─── RECORDS SUPPLIED
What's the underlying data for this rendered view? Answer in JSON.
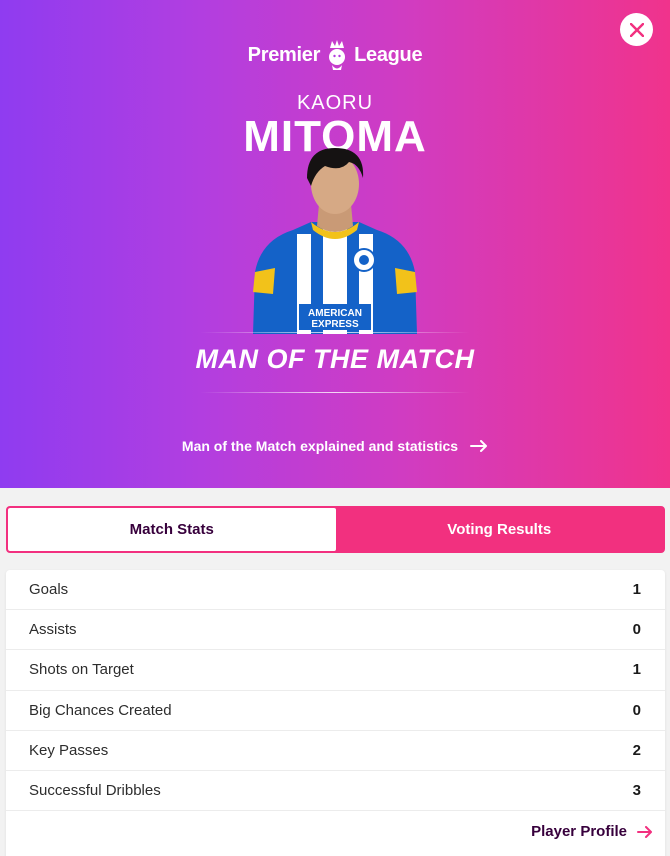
{
  "header": {
    "logo_text_left": "Premier",
    "logo_text_right": "League",
    "first_name": "KAORU",
    "last_name": "MITOMA",
    "award": "MAN OF THE MATCH",
    "explained_link": "Man of the Match explained and statistics",
    "sponsor_text_line1": "AMERICAN",
    "sponsor_text_line2": "EXPRESS"
  },
  "tabs": [
    {
      "label": "Match Stats",
      "active": true
    },
    {
      "label": "Voting Results",
      "active": false
    }
  ],
  "stats": [
    {
      "label": "Goals",
      "value": "1"
    },
    {
      "label": "Assists",
      "value": "0"
    },
    {
      "label": "Shots on Target",
      "value": "1"
    },
    {
      "label": "Big Chances Created",
      "value": "0"
    },
    {
      "label": "Key Passes",
      "value": "2"
    },
    {
      "label": "Successful Dribbles",
      "value": "3"
    }
  ],
  "footer": {
    "player_profile_label": "Player Profile"
  },
  "colors": {
    "accent": "#f2307f",
    "dark": "#37003c",
    "purple": "#8f3cf0"
  },
  "icons": [
    "close-icon",
    "lion-crown-icon",
    "arrow-right-icon"
  ]
}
──────
* _EXERCISE_:
Transcribe the full listing character for character. Pictures are excluded.

* _RESPONSE_:
What's the underlying data for this rendered view? Answer in JSON.
{
  "header": {
    "logo_text_left": "Premier",
    "logo_text_right": "League",
    "first_name": "KAORU",
    "last_name": "MITOMA",
    "award": "MAN OF THE MATCH",
    "explained_link": "Man of the Match explained and statistics",
    "sponsor_text_line1": "AMERICAN",
    "sponsor_text_line2": "EXPRESS"
  },
  "tabs": [
    {
      "label": "Match Stats",
      "active": true
    },
    {
      "label": "Voting Results",
      "active": false
    }
  ],
  "stats": [
    {
      "label": "Goals",
      "value": "1"
    },
    {
      "label": "Assists",
      "value": "0"
    },
    {
      "label": "Shots on Target",
      "value": "1"
    },
    {
      "label": "Big Chances Created",
      "value": "0"
    },
    {
      "label": "Key Passes",
      "value": "2"
    },
    {
      "label": "Successful Dribbles",
      "value": "3"
    }
  ],
  "footer": {
    "player_profile_label": "Player Profile"
  },
  "colors": {
    "accent": "#f2307f",
    "dark": "#37003c",
    "purple": "#8f3cf0"
  },
  "icons": [
    "close-icon",
    "lion-crown-icon",
    "arrow-right-icon"
  ]
}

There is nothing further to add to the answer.